PROBLEM DESCRIPTION
Of all the lines in the records below, how many hold the word "content"? Give the number alone.

(Collection entries)
----------

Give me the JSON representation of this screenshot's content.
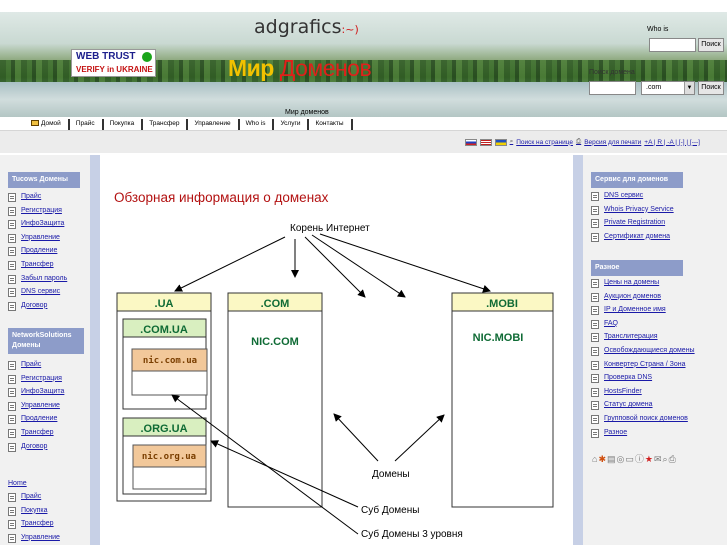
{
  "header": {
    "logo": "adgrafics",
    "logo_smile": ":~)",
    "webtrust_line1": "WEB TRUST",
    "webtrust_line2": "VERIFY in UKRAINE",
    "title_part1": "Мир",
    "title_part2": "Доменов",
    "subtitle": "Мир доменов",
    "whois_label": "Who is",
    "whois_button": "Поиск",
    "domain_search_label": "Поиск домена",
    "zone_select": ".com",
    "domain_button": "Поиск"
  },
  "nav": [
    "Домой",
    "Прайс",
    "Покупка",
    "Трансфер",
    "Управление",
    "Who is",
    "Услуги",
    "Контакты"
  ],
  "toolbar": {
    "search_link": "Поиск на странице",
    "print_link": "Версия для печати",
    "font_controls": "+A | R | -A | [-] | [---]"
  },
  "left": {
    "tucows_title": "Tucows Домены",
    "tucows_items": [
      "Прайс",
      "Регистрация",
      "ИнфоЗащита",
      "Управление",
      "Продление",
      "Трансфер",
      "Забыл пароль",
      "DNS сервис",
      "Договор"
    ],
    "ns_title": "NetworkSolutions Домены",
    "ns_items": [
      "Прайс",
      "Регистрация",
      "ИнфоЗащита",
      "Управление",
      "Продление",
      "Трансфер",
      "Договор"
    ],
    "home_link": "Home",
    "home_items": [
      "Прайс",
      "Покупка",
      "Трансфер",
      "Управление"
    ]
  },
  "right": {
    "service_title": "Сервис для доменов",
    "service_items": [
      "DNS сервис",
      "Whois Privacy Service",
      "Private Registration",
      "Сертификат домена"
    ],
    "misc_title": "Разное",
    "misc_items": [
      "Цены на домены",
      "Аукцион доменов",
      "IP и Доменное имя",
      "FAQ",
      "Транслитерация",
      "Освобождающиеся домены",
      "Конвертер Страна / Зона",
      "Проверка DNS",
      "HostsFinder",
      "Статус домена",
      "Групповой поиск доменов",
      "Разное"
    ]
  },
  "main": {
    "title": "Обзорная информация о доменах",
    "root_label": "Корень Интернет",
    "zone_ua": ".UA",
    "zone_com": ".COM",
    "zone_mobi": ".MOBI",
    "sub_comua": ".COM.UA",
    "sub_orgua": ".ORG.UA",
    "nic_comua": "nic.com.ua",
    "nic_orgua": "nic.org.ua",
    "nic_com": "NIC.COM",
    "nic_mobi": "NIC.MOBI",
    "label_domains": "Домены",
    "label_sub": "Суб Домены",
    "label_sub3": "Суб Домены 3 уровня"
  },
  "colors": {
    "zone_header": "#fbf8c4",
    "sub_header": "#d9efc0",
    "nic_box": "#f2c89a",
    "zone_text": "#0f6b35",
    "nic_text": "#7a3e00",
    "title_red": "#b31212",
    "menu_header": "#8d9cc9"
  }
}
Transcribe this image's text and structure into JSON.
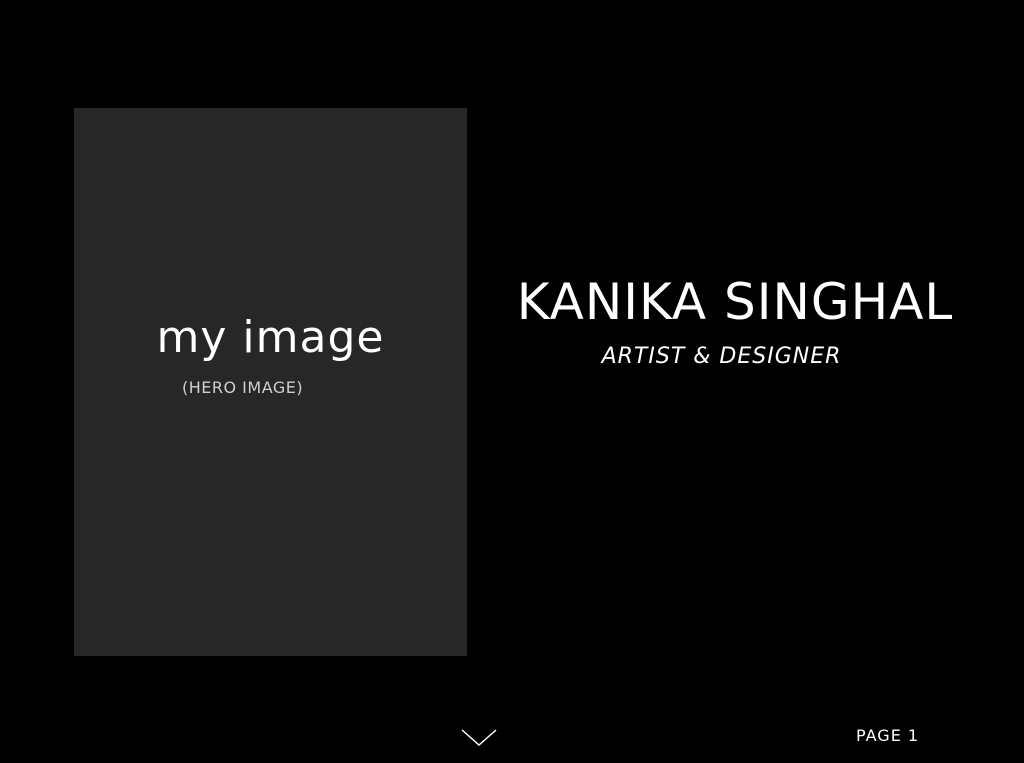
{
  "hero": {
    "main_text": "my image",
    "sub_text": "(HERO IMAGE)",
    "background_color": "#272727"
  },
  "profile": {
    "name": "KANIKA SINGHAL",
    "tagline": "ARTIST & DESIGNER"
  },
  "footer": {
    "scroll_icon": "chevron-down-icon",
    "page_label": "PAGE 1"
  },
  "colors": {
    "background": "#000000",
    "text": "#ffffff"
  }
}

----------

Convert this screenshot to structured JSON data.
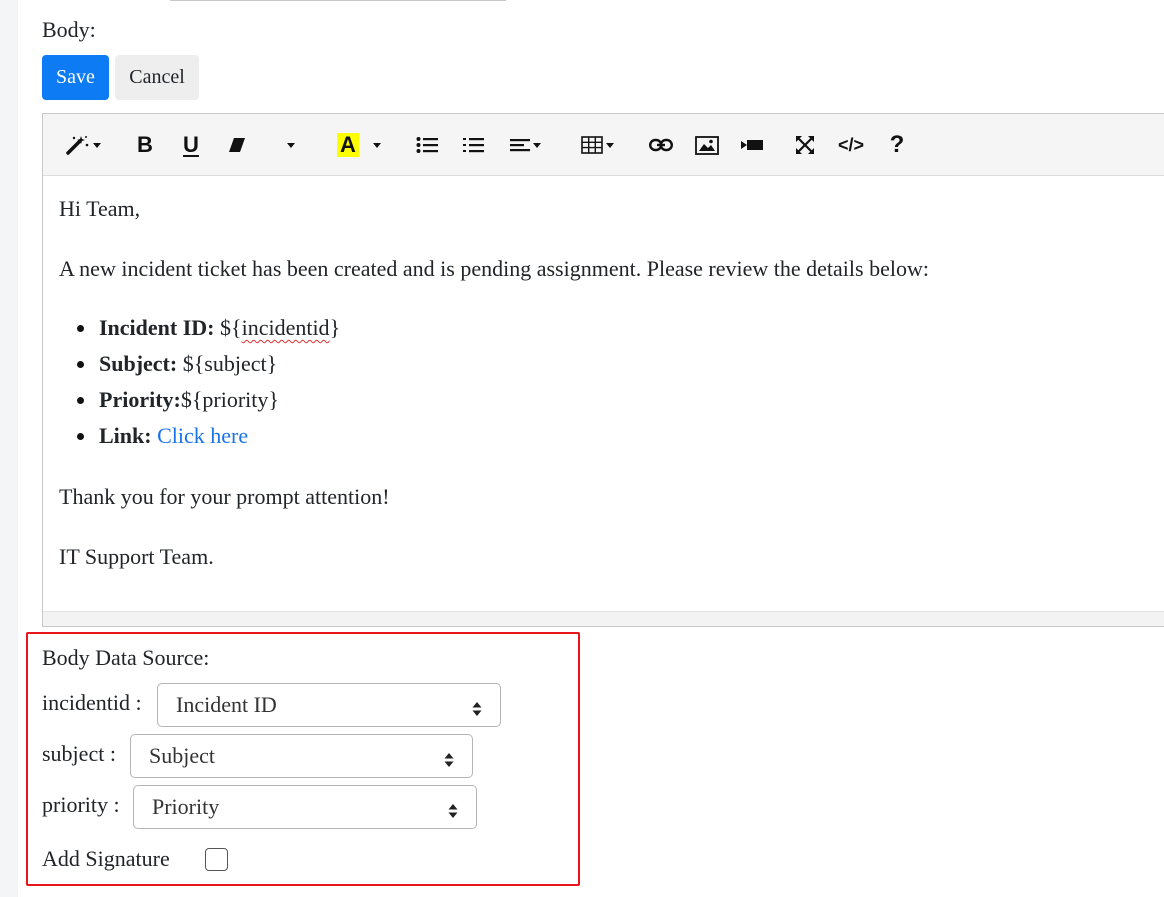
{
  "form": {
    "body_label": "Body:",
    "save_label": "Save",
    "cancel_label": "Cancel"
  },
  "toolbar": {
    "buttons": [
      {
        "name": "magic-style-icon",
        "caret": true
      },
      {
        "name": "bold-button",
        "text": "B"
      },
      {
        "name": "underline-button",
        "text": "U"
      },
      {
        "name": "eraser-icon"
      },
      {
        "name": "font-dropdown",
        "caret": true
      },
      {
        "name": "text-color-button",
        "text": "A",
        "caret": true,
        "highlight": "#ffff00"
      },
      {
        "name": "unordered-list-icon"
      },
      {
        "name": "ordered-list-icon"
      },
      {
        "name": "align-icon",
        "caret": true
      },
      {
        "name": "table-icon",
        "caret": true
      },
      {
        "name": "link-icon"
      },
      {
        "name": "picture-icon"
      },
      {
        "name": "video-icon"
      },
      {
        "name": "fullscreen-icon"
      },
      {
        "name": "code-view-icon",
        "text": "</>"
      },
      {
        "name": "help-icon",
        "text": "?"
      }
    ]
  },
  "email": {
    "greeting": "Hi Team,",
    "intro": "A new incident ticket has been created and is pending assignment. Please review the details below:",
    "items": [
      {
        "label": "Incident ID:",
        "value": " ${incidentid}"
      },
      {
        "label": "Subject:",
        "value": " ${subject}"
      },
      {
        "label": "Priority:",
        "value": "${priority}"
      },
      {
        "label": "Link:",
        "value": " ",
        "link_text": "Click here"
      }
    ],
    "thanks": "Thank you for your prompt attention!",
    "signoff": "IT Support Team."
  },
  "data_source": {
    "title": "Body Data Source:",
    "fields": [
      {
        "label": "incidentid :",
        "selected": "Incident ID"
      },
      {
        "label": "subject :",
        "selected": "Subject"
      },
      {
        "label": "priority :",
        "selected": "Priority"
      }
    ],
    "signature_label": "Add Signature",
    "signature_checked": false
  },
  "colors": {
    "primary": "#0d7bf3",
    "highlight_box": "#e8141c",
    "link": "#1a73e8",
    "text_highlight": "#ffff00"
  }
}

----------

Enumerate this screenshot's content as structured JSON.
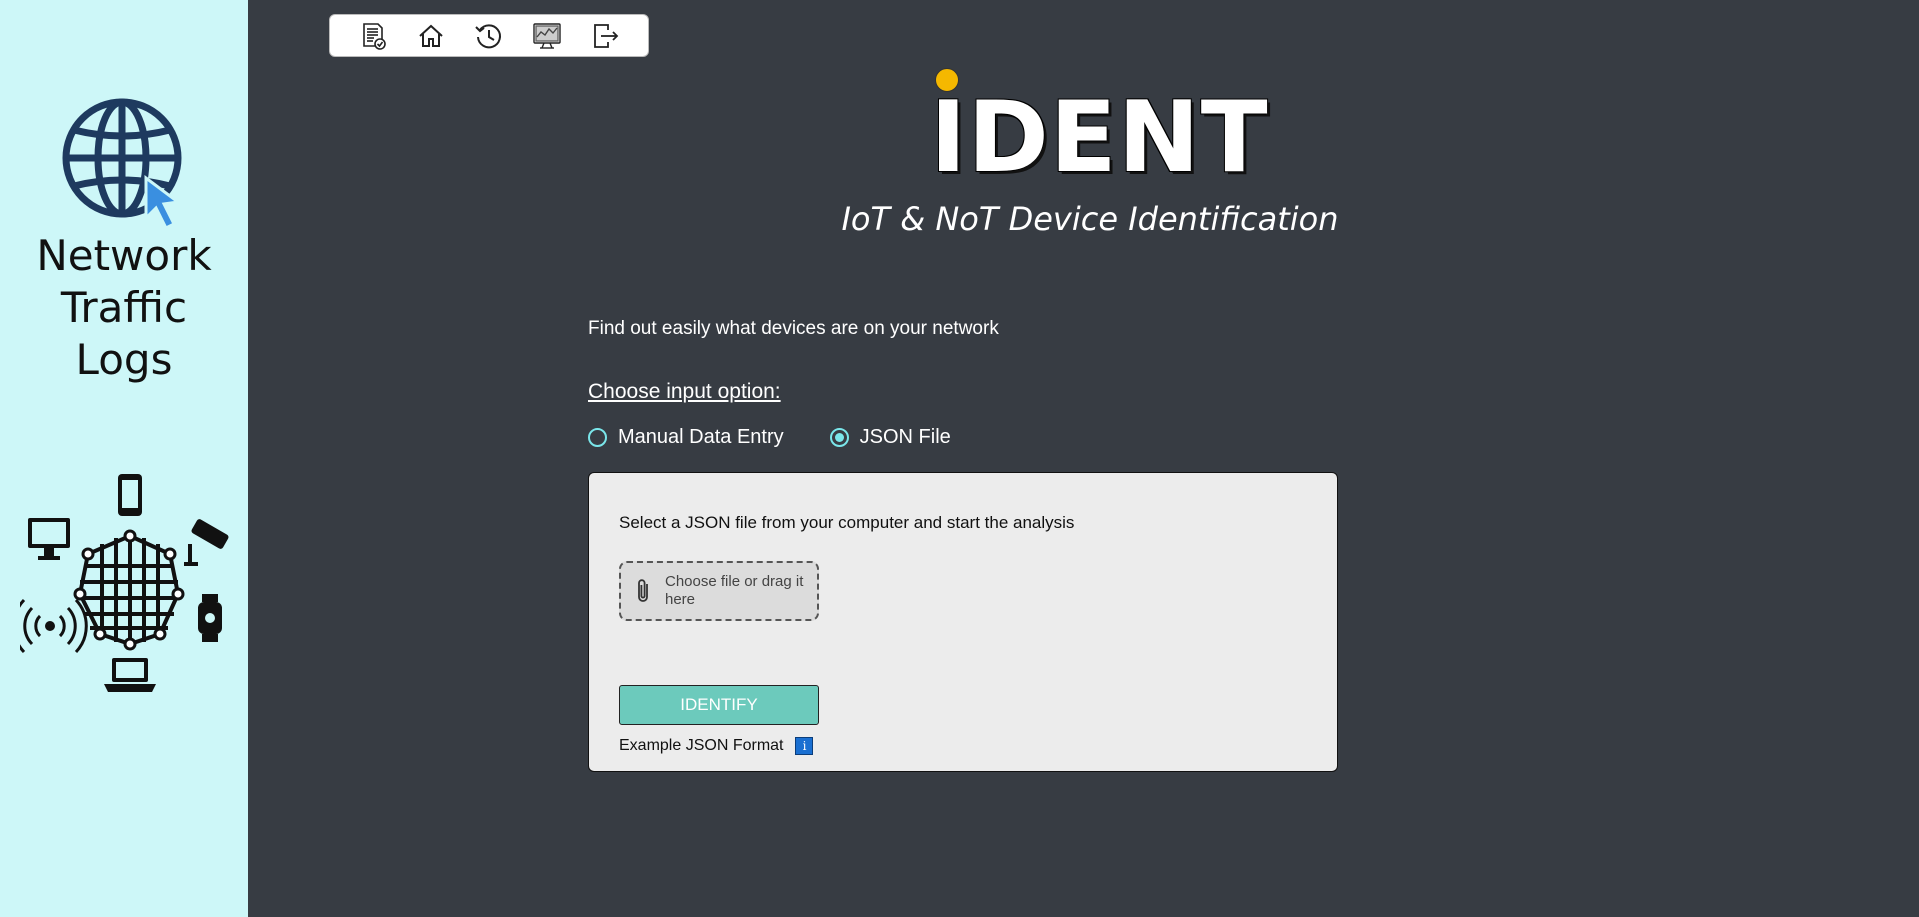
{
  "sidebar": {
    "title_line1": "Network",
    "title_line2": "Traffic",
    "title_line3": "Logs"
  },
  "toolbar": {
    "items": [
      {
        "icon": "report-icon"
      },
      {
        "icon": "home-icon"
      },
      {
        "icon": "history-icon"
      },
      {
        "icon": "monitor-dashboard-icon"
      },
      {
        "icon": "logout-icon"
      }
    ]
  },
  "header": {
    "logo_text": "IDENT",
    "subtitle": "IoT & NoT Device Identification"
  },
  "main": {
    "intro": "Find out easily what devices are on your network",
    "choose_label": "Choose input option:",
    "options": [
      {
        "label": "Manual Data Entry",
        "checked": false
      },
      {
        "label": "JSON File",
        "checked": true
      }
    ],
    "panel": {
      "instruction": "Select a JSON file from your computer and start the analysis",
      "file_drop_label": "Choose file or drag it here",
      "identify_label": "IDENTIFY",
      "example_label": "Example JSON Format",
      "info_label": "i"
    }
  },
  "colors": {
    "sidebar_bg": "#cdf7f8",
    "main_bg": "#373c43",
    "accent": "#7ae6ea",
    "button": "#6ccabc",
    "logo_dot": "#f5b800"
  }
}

----------

WRITTEN REPLY
2